▶ _Set problem_
In the data below, find the line with "Give me the" and output it along with every later line, exactly, but not the pictures.

▶ _Records for the exercise_

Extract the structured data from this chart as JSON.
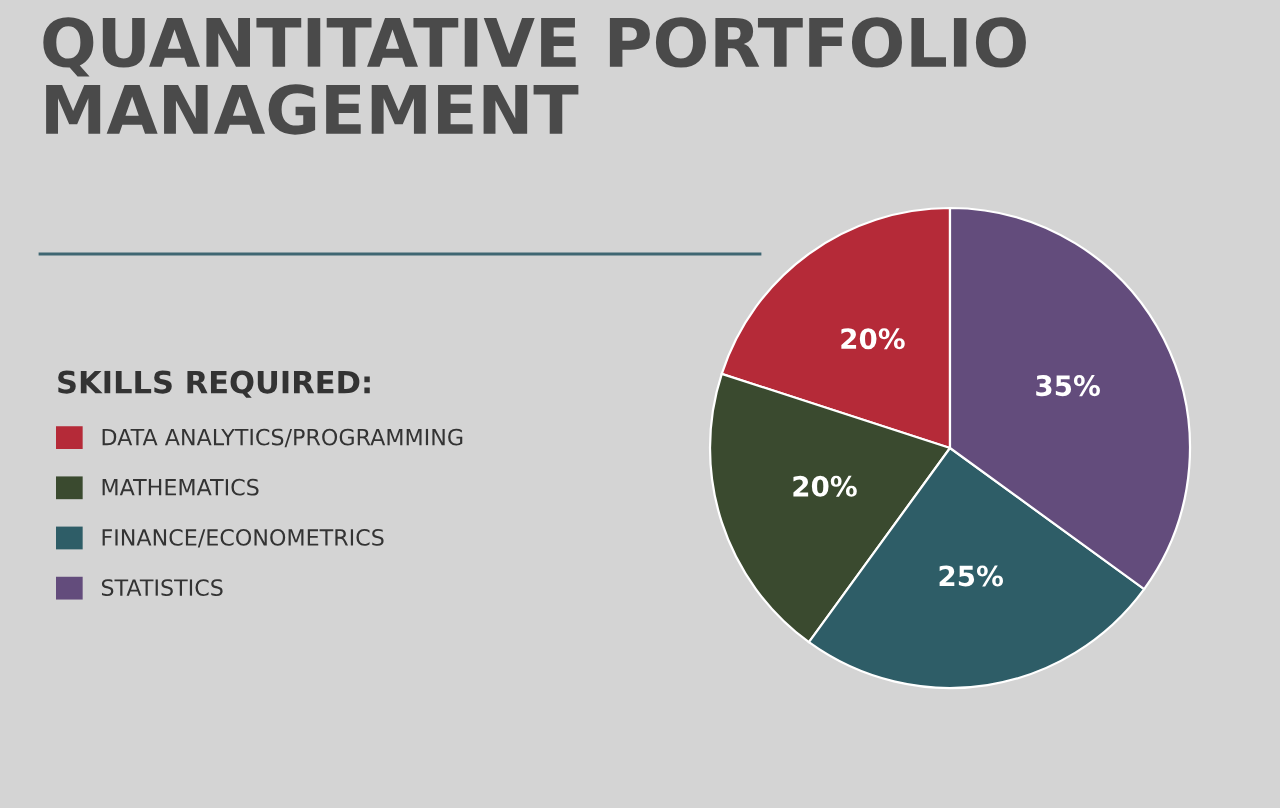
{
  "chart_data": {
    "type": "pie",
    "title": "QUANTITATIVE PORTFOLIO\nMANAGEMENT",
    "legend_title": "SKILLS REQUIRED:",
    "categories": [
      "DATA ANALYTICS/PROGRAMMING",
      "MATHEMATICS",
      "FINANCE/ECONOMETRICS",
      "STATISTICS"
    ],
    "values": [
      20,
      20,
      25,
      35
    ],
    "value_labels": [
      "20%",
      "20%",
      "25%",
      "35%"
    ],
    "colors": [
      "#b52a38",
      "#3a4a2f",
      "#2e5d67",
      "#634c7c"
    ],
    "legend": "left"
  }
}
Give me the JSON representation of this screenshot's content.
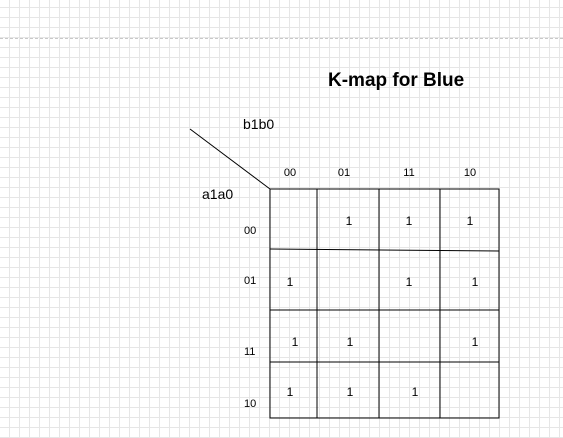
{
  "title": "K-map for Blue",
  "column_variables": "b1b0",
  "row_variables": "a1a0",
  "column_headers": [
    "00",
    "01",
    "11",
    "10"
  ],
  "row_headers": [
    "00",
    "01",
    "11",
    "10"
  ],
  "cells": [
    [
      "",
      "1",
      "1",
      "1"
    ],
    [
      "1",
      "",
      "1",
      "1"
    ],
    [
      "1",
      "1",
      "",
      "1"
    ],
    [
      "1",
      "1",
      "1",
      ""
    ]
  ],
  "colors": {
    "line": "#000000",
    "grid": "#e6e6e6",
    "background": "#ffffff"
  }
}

▶ _Task result_
Give me the JSON representation of this screenshot's content.
{
  "title": "K-map for Blue",
  "column_variables": "b1b0",
  "row_variables": "a1a0",
  "column_headers": [
    "00",
    "01",
    "11",
    "10"
  ],
  "row_headers": [
    "00",
    "01",
    "11",
    "10"
  ],
  "cells": [
    [
      "",
      "1",
      "1",
      "1"
    ],
    [
      "1",
      "",
      "1",
      "1"
    ],
    [
      "1",
      "1",
      "",
      "1"
    ],
    [
      "1",
      "1",
      "1",
      ""
    ]
  ],
  "colors": {
    "line": "#000000",
    "grid": "#e6e6e6",
    "background": "#ffffff"
  }
}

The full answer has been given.